» Data records
+ + + + +

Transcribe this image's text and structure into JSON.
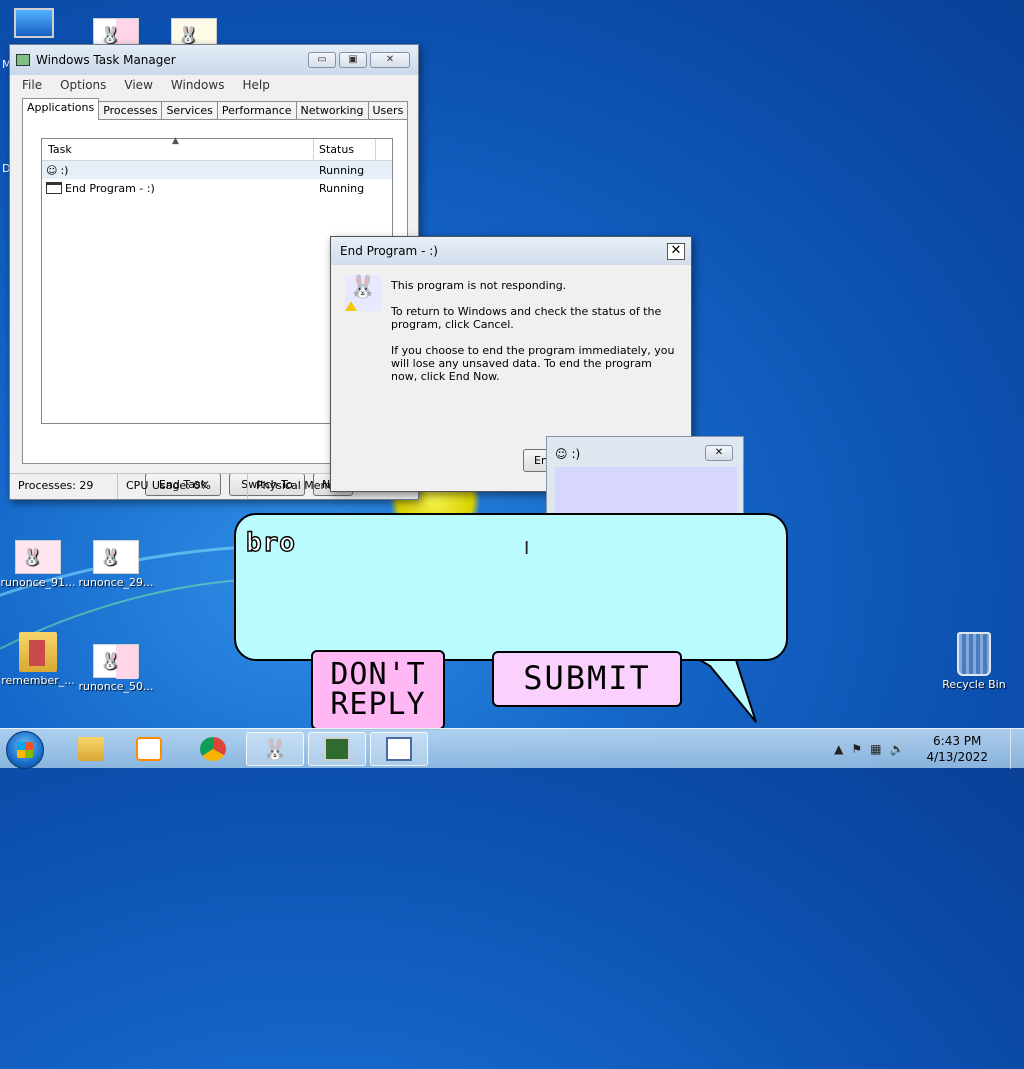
{
  "desktop": {
    "icons": [
      {
        "label": "runonce_91..."
      },
      {
        "label": "runonce_29..."
      },
      {
        "label": "remember_..."
      },
      {
        "label": "runonce_50..."
      },
      {
        "label": "Recycle Bin"
      }
    ],
    "edge_letters": [
      "M",
      "D"
    ]
  },
  "task_manager": {
    "title": "Windows Task Manager",
    "menu": [
      "File",
      "Options",
      "View",
      "Windows",
      "Help"
    ],
    "tabs": [
      "Applications",
      "Processes",
      "Services",
      "Performance",
      "Networking",
      "Users"
    ],
    "active_tab": "Applications",
    "columns": {
      "task": "Task",
      "status": "Status"
    },
    "rows": [
      {
        "task": ":)",
        "status": "Running"
      },
      {
        "task": "End Program - :)",
        "status": "Running"
      }
    ],
    "buttons": {
      "end_task": "End Task",
      "switch_to": "Switch To",
      "new_task": "N"
    },
    "status_bar": {
      "processes": "Processes: 29",
      "cpu": "CPU Usage: 0%",
      "memory": "Physical Mem"
    },
    "caption": {
      "minimize": "▭",
      "maximize": "▣",
      "close": "✕"
    }
  },
  "end_program_dialog": {
    "title": "End Program - :)",
    "close": "✕",
    "message1": "This program is not responding.",
    "message2": "To return to Windows and check the status of the program, click Cancel.",
    "message3": "If you choose to end the program immediately, you will lose any unsaved data. To end the program now, click End Now.",
    "button_partial": "En"
  },
  "smile_window": {
    "title": ":)",
    "close": "✕"
  },
  "chat": {
    "message": "bro",
    "dont_reply": "DON'T REPLY",
    "submit": "SUBMIT"
  },
  "taskbar": {
    "time": "6:43 PM",
    "date": "4/13/2022",
    "tray_chevron": "▲"
  }
}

+ + + + +

Search the records for the word "Applications", then list every line that has it.

      "Applications",
    "active_tab": "Applications",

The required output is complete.